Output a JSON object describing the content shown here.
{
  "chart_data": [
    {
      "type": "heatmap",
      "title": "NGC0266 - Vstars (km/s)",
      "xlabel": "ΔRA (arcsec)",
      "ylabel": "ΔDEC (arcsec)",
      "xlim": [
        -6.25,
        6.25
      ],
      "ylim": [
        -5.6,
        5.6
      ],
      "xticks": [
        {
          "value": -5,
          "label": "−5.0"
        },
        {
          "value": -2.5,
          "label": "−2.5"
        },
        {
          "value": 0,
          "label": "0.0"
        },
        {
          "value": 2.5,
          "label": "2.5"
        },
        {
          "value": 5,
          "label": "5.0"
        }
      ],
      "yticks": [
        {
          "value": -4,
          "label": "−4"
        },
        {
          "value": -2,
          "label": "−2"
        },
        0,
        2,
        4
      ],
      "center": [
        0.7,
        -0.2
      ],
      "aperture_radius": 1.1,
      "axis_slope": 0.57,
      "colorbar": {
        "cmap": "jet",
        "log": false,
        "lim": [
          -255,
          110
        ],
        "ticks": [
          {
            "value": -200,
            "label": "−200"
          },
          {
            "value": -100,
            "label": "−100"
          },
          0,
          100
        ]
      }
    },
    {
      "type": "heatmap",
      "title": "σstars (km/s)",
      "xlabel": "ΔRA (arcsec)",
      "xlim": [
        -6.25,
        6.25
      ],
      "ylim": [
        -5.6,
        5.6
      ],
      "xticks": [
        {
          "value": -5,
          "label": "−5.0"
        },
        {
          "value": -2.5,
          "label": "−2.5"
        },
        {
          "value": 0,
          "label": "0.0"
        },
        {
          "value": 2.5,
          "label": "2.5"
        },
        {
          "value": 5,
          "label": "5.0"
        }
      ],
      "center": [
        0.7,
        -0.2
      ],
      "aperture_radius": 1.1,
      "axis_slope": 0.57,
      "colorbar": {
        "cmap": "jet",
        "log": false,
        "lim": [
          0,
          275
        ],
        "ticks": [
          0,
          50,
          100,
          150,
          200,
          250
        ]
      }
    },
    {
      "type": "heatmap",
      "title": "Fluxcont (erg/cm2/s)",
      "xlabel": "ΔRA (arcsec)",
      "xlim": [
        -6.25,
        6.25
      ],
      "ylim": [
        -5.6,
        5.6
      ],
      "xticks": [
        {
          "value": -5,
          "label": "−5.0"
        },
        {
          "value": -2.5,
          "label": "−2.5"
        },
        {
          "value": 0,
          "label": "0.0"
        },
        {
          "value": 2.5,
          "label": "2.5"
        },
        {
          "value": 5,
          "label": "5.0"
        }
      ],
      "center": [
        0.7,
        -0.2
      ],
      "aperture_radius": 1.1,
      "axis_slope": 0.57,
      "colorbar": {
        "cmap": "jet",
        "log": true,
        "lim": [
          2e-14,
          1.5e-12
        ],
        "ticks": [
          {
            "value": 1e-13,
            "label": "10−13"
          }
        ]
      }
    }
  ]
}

INSTRUCTIONS FOR THE TASK
Quote each line of the listing above exactly.

CORRECT ANSWER
Output a JSON object describing the content shown here.
{
  "chart_data": [
    {
      "type": "heatmap",
      "title": "NGC0266 - Vstars (km/s)",
      "xlabel": "ΔRA (arcsec)",
      "ylabel": "ΔDEC (arcsec)",
      "xlim": [
        -6.25,
        6.25
      ],
      "ylim": [
        -5.6,
        5.6
      ],
      "xticks": [
        {
          "value": -5,
          "label": "−5.0"
        },
        {
          "value": -2.5,
          "label": "−2.5"
        },
        {
          "value": 0,
          "label": "0.0"
        },
        {
          "value": 2.5,
          "label": "2.5"
        },
        {
          "value": 5,
          "label": "5.0"
        }
      ],
      "yticks": [
        {
          "value": -4,
          "label": "−4"
        },
        {
          "value": -2,
          "label": "−2"
        },
        0,
        2,
        4
      ],
      "center": [
        0.7,
        -0.2
      ],
      "aperture_radius": 1.1,
      "axis_slope": 0.57,
      "colorbar": {
        "cmap": "jet",
        "log": false,
        "lim": [
          -255,
          110
        ],
        "ticks": [
          {
            "value": -200,
            "label": "−200"
          },
          {
            "value": -100,
            "label": "−100"
          },
          0,
          100
        ]
      }
    },
    {
      "type": "heatmap",
      "title": "σstars (km/s)",
      "xlabel": "ΔRA (arcsec)",
      "xlim": [
        -6.25,
        6.25
      ],
      "ylim": [
        -5.6,
        5.6
      ],
      "xticks": [
        {
          "value": -5,
          "label": "−5.0"
        },
        {
          "value": -2.5,
          "label": "−2.5"
        },
        {
          "value": 0,
          "label": "0.0"
        },
        {
          "value": 2.5,
          "label": "2.5"
        },
        {
          "value": 5,
          "label": "5.0"
        }
      ],
      "center": [
        0.7,
        -0.2
      ],
      "aperture_radius": 1.1,
      "axis_slope": 0.57,
      "colorbar": {
        "cmap": "jet",
        "log": false,
        "lim": [
          0,
          275
        ],
        "ticks": [
          0,
          50,
          100,
          150,
          200,
          250
        ]
      }
    },
    {
      "type": "heatmap",
      "title": "Fluxcont (erg/cm2/s)",
      "xlabel": "ΔRA (arcsec)",
      "xlim": [
        -6.25,
        6.25
      ],
      "ylim": [
        -5.6,
        5.6
      ],
      "xticks": [
        {
          "value": -5,
          "label": "−5.0"
        },
        {
          "value": -2.5,
          "label": "−2.5"
        },
        {
          "value": 0,
          "label": "0.0"
        },
        {
          "value": 2.5,
          "label": "2.5"
        },
        {
          "value": 5,
          "label": "5.0"
        }
      ],
      "center": [
        0.7,
        -0.2
      ],
      "aperture_radius": 1.1,
      "axis_slope": 0.57,
      "colorbar": {
        "cmap": "jet",
        "log": true,
        "lim": [
          2e-14,
          1.5e-12
        ],
        "ticks": [
          {
            "value": 1e-13,
            "label": "10−13"
          }
        ]
      }
    }
  ]
}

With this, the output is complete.